----- Data records

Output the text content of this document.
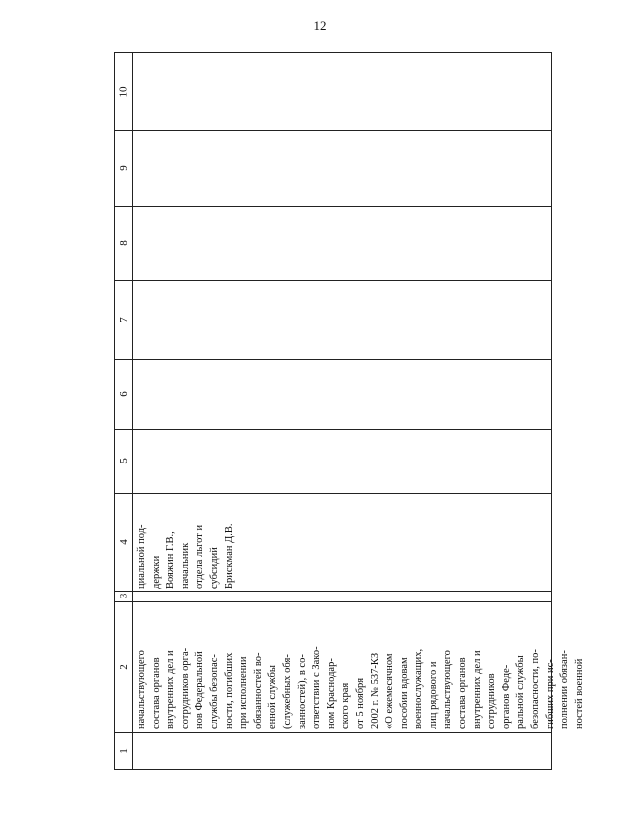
12
10
9
8
7
6
5
4
3
2
1
начальствующего состава органов внутренних дел и сотрудников орга- нов Федеральной службы безопас- ности, погибших при исполнении обязанностей во- енной службы (служебных обя- занностей), в со- ответствии с Зако- ном Краснодар- ского края от 5 ноября 2002 г. № 537-КЗ «О ежемесячном пособии вдовам военнослужащих, лиц рядового и начальствующего состава органов внутренних дел и сотрудников органов Феде- ральной службы безопасности, по- гибших при ис- полнении обязан- ностей военной
циальной под- держки Вояжин Г.В., начальник отдела льгот и субсидий Брискман Д.В.
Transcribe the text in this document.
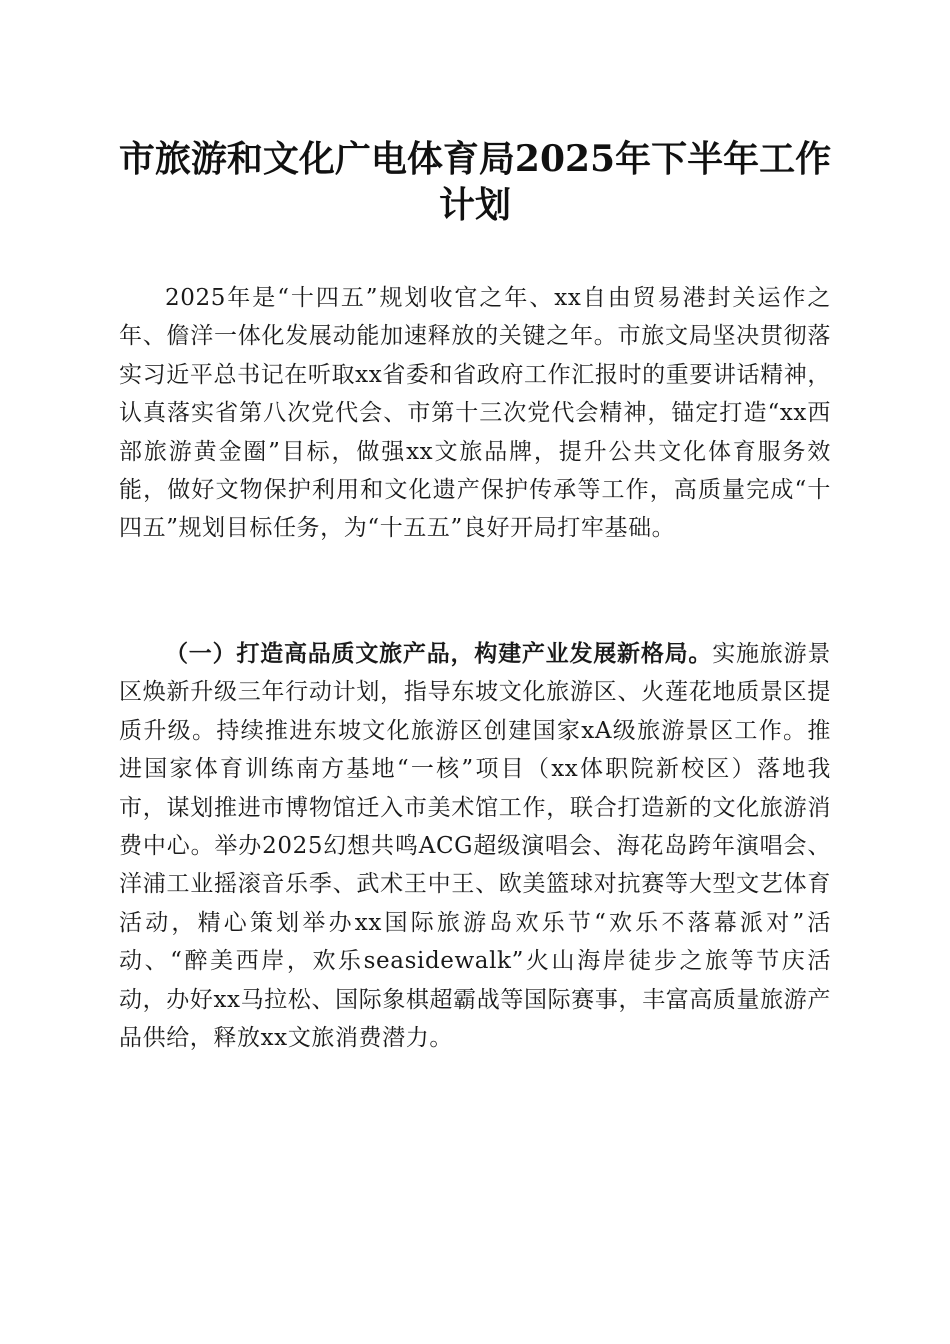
市旅游和文化广电体育局2025年下半年工作计划

2025年是“十四五”规划收官之年、xx自由贸易港封关运作之年、儋洋一体化发展动能加速释放的关键之年。市旅文局坚决贯彻落实习近平总书记在听取xx省委和省政府工作汇报时的重要讲话精神，认真落实省第八次党代会、市第十三次党代会精神，锚定打造“xx西部旅游黄金圈”目标，做强xx文旅品牌，提升公共文化体育服务效能，做好文物保护利用和文化遗产保护传承等工作，高质量完成“十四五”规划目标任务，为“十五五”良好开局打牢基础。

（一）打造高品质文旅产品，构建产业发展新格局。实施旅游景区焕新升级三年行动计划，指导东坡文化旅游区、火莲花地质景区提质升级。持续推进东坡文化旅游区创建国家xA级旅游景区工作。推进国家体育训练南方基地“一核”项目（xx体职院新校区）落地我市，谋划推进市博物馆迁入市美术馆工作，联合打造新的文化旅游消费中心。举办2025幻想共鸣ACG超级演唱会、海花岛跨年演唱会、洋浦工业摇滚音乐季、武术王中王、欧美篮球对抗赛等大型文艺体育活动，精心策划举办xx国际旅游岛欢乐节“欢乐不落幕派对”活动、“醉美西岸，欢乐seasidewalk”火山海岸徒步之旅等节庆活动，办好xx马拉松、国际象棋超霸战等国际赛事，丰富高质量旅游产品供给，释放xx文旅消费潜力。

----------

■ Problem statement
Your task is to quote exactly the lines from the one with "Transcribe the text in this document." through the end of the material, both included, without reproducing any pictures.

■ The reply
Transcribe the text in this document.
市旅游和文化广电体育局2025年下半年工作计划

2025年是“十四五”规划收官之年、xx自由贸易港封关运作之年、儋洋一体化发展动能加速释放的关键之年。市旅文局坚决贯彻落实习近平总书记在听取xx省委和省政府工作汇报时的重要讲话精神，认真落实省第八次党代会、市第十三次党代会精神，锚定打造“xx西部旅游黄金圈”目标，做强xx文旅品牌，提升公共文化体育服务效能，做好文物保护利用和文化遗产保护传承等工作，高质量完成“十四五”规划目标任务，为“十五五”良好开局打牢基础。

（一）打造高品质文旅产品，构建产业发展新格局。实施旅游景区焕新升级三年行动计划，指导东坡文化旅游区、火莲花地质景区提质升级。持续推进东坡文化旅游区创建国家xA级旅游景区工作。推进国家体育训练南方基地“一核”项目（xx体职院新校区）落地我市，谋划推进市博物馆迁入市美术馆工作，联合打造新的文化旅游消费中心。举办2025幻想共鸣ACG超级演唱会、海花岛跨年演唱会、洋浦工业摇滚音乐季、武术王中王、欧美篮球对抗赛等大型文艺体育活动，精心策划举办xx国际旅游岛欢乐节“欢乐不落幕派对”活动、“醉美西岸，欢乐seasidewalk”火山海岸徒步之旅等节庆活动，办好xx马拉松、国际象棋超霸战等国际赛事，丰富高质量旅游产品供给，释放xx文旅消费潜力。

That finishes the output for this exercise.